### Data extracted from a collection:
▬▬▬

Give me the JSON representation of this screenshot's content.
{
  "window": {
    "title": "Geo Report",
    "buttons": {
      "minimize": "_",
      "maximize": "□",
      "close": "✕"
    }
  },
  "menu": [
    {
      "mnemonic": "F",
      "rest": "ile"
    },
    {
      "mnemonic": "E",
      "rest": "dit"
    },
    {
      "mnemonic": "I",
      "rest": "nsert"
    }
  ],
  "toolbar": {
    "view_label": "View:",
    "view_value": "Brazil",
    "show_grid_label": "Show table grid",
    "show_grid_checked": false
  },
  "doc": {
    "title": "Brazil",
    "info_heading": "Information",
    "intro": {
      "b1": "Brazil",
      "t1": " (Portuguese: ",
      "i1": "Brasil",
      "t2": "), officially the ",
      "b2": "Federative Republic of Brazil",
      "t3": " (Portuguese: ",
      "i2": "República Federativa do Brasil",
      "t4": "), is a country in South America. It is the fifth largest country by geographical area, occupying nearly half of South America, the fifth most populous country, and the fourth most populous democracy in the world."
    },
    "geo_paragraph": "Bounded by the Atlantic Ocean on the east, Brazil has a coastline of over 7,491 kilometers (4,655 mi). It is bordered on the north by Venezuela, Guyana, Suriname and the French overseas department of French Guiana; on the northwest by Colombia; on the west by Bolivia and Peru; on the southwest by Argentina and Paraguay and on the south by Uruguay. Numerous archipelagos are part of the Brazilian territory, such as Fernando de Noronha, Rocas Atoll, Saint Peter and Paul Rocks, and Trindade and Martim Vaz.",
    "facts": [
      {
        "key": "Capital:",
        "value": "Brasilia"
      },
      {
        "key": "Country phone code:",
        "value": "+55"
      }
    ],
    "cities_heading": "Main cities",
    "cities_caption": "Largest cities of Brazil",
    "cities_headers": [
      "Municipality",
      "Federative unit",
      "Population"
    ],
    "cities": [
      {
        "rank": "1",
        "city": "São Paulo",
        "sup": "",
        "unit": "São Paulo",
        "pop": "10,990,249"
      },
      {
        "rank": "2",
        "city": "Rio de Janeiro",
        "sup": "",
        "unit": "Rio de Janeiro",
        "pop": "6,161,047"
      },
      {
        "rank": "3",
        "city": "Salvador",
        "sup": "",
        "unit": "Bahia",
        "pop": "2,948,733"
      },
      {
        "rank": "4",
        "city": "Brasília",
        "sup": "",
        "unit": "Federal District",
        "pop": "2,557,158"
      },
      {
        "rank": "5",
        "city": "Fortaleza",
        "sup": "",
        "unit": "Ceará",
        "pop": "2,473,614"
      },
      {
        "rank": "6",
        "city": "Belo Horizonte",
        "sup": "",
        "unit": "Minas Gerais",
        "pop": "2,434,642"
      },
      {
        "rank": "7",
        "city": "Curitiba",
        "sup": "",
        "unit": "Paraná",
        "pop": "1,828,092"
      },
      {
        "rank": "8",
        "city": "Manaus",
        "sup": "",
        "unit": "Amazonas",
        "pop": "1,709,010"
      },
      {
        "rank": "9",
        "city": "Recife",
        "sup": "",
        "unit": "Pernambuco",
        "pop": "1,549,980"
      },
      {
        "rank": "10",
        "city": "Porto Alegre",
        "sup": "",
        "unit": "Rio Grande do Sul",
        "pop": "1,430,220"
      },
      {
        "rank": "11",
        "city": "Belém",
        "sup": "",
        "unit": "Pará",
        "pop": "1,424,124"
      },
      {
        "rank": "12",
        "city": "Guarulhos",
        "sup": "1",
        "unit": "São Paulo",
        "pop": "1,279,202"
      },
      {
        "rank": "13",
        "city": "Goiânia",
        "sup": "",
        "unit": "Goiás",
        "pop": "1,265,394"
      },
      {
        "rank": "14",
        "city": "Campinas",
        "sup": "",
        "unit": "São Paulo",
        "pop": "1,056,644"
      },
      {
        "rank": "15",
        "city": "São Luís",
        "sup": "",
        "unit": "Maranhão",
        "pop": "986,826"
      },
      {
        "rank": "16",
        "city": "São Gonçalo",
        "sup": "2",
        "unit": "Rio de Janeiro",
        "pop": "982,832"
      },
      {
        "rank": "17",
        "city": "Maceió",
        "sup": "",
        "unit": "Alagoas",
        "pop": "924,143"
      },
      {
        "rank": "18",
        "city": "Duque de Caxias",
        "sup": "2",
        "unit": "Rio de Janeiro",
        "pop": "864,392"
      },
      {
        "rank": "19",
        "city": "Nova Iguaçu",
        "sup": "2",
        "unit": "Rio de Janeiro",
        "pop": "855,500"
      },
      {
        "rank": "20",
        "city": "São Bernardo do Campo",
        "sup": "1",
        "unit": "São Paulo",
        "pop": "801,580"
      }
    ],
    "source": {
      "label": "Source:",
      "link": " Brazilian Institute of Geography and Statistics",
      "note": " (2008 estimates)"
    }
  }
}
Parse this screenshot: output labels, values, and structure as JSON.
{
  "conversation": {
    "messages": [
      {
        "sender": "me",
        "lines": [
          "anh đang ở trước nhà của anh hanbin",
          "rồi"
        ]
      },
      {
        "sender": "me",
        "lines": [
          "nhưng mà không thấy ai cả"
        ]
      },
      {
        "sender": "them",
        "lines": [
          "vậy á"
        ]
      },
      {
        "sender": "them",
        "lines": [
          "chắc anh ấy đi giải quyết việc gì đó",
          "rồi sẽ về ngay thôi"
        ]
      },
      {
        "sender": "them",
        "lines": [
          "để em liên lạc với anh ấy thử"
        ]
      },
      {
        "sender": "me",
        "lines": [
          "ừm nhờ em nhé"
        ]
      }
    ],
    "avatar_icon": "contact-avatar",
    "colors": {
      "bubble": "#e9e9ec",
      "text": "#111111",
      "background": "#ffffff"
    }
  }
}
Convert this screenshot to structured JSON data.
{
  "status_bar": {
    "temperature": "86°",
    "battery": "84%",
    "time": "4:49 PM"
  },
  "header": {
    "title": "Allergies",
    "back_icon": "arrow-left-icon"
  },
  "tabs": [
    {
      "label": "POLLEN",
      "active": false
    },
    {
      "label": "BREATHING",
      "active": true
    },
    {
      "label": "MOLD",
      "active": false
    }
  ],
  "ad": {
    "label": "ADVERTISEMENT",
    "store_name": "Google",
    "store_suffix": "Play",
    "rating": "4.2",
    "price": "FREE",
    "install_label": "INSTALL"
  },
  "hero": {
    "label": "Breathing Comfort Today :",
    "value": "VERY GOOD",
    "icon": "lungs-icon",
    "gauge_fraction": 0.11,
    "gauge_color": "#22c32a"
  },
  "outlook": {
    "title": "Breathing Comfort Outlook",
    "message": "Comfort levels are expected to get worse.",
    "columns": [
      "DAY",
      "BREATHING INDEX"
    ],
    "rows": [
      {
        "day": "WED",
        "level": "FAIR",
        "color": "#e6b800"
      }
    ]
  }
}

▬▬▬

Each line of the listing should be echoed back exactly.

### Result of this exercise:
Give me the JSON representation of this screenshot's content.
{
  "window": {
    "title": "Geo Report",
    "buttons": {
      "minimize": "_",
      "maximize": "□",
      "close": "✕"
    }
  },
  "menu": [
    {
      "mnemonic": "F",
      "rest": "ile"
    },
    {
      "mnemonic": "E",
      "rest": "dit"
    },
    {
      "mnemonic": "I",
      "rest": "nsert"
    }
  ],
  "toolbar": {
    "view_label": "View:",
    "view_value": "Brazil",
    "show_grid_label": "Show table grid",
    "show_grid_checked": false
  },
  "doc": {
    "title": "Brazil",
    "info_heading": "Information",
    "intro": {
      "b1": "Brazil",
      "t1": " (Portuguese: ",
      "i1": "Brasil",
      "t2": "), officially the ",
      "b2": "Federative Republic of Brazil",
      "t3": " (Portuguese: ",
      "i2": "República Federativa do Brasil",
      "t4": "), is a country in South America. It is the fifth largest country by geographical area, occupying nearly half of South America, the fifth most populous country, and the fourth most populous democracy in the world."
    },
    "geo_paragraph": "Bounded by the Atlantic Ocean on the east, Brazil has a coastline of over 7,491 kilometers (4,655 mi). It is bordered on the north by Venezuela, Guyana, Suriname and the French overseas department of French Guiana; on the northwest by Colombia; on the west by Bolivia and Peru; on the southwest by Argentina and Paraguay and on the south by Uruguay. Numerous archipelagos are part of the Brazilian territory, such as Fernando de Noronha, Rocas Atoll, Saint Peter and Paul Rocks, and Trindade and Martim Vaz.",
    "facts": [
      {
        "key": "Capital:",
        "value": "Brasilia"
      },
      {
        "key": "Country phone code:",
        "value": "+55"
      }
    ],
    "cities_heading": "Main cities",
    "cities_caption": "Largest cities of Brazil",
    "cities_headers": [
      "Municipality",
      "Federative unit",
      "Population"
    ],
    "cities": [
      {
        "rank": "1",
        "city": "São Paulo",
        "sup": "",
        "unit": "São Paulo",
        "pop": "10,990,249"
      },
      {
        "rank": "2",
        "city": "Rio de Janeiro",
        "sup": "",
        "unit": "Rio de Janeiro",
        "pop": "6,161,047"
      },
      {
        "rank": "3",
        "city": "Salvador",
        "sup": "",
        "unit": "Bahia",
        "pop": "2,948,733"
      },
      {
        "rank": "4",
        "city": "Brasília",
        "sup": "",
        "unit": "Federal District",
        "pop": "2,557,158"
      },
      {
        "rank": "5",
        "city": "Fortaleza",
        "sup": "",
        "unit": "Ceará",
        "pop": "2,473,614"
      },
      {
        "rank": "6",
        "city": "Belo Horizonte",
        "sup": "",
        "unit": "Minas Gerais",
        "pop": "2,434,642"
      },
      {
        "rank": "7",
        "city": "Curitiba",
        "sup": "",
        "unit": "Paraná",
        "pop": "1,828,092"
      },
      {
        "rank": "8",
        "city": "Manaus",
        "sup": "",
        "unit": "Amazonas",
        "pop": "1,709,010"
      },
      {
        "rank": "9",
        "city": "Recife",
        "sup": "",
        "unit": "Pernambuco",
        "pop": "1,549,980"
      },
      {
        "rank": "10",
        "city": "Porto Alegre",
        "sup": "",
        "unit": "Rio Grande do Sul",
        "pop": "1,430,220"
      },
      {
        "rank": "11",
        "city": "Belém",
        "sup": "",
        "unit": "Pará",
        "pop": "1,424,124"
      },
      {
        "rank": "12",
        "city": "Guarulhos",
        "sup": "1",
        "unit": "São Paulo",
        "pop": "1,279,202"
      },
      {
        "rank": "13",
        "city": "Goiânia",
        "sup": "",
        "unit": "Goiás",
        "pop": "1,265,394"
      },
      {
        "rank": "14",
        "city": "Campinas",
        "sup": "",
        "unit": "São Paulo",
        "pop": "1,056,644"
      },
      {
        "rank": "15",
        "city": "São Luís",
        "sup": "",
        "unit": "Maranhão",
        "pop": "986,826"
      },
      {
        "rank": "16",
        "city": "São Gonçalo",
        "sup": "2",
        "unit": "Rio de Janeiro",
        "pop": "982,832"
      },
      {
        "rank": "17",
        "city": "Maceió",
        "sup": "",
        "unit": "Alagoas",
        "pop": "924,143"
      },
      {
        "rank": "18",
        "city": "Duque de Caxias",
        "sup": "2",
        "unit": "Rio de Janeiro",
        "pop": "864,392"
      },
      {
        "rank": "19",
        "city": "Nova Iguaçu",
        "sup": "2",
        "unit": "Rio de Janeiro",
        "pop": "855,500"
      },
      {
        "rank": "20",
        "city": "São Bernardo do Campo",
        "sup": "1",
        "unit": "São Paulo",
        "pop": "801,580"
      }
    ],
    "source": {
      "label": "Source:",
      "link": " Brazilian Institute of Geography and Statistics",
      "note": " (2008 estimates)"
    }
  }
}
Parse this screenshot: output labels, values, and structure as JSON.
{
  "conversation": {
    "messages": [
      {
        "sender": "me",
        "lines": [
          "anh đang ở trước nhà của anh hanbin",
          "rồi"
        ]
      },
      {
        "sender": "me",
        "lines": [
          "nhưng mà không thấy ai cả"
        ]
      },
      {
        "sender": "them",
        "lines": [
          "vậy á"
        ]
      },
      {
        "sender": "them",
        "lines": [
          "chắc anh ấy đi giải quyết việc gì đó",
          "rồi sẽ về ngay thôi"
        ]
      },
      {
        "sender": "them",
        "lines": [
          "để em liên lạc với anh ấy thử"
        ]
      },
      {
        "sender": "me",
        "lines": [
          "ừm nhờ em nhé"
        ]
      }
    ],
    "avatar_icon": "contact-avatar",
    "colors": {
      "bubble": "#e9e9ec",
      "text": "#111111",
      "background": "#ffffff"
    }
  }
}
Convert this screenshot to structured JSON data.
{
  "status_bar": {
    "temperature": "86°",
    "battery": "84%",
    "time": "4:49 PM"
  },
  "header": {
    "title": "Allergies",
    "back_icon": "arrow-left-icon"
  },
  "tabs": [
    {
      "label": "POLLEN",
      "active": false
    },
    {
      "label": "BREATHING",
      "active": true
    },
    {
      "label": "MOLD",
      "active": false
    }
  ],
  "ad": {
    "label": "ADVERTISEMENT",
    "store_name": "Google",
    "store_suffix": "Play",
    "rating": "4.2",
    "price": "FREE",
    "install_label": "INSTALL"
  },
  "hero": {
    "label": "Breathing Comfort Today :",
    "value": "VERY GOOD",
    "icon": "lungs-icon",
    "gauge_fraction": 0.11,
    "gauge_color": "#22c32a"
  },
  "outlook": {
    "title": "Breathing Comfort Outlook",
    "message": "Comfort levels are expected to get worse.",
    "columns": [
      "DAY",
      "BREATHING INDEX"
    ],
    "rows": [
      {
        "day": "WED",
        "level": "FAIR",
        "color": "#e6b800"
      }
    ]
  }
}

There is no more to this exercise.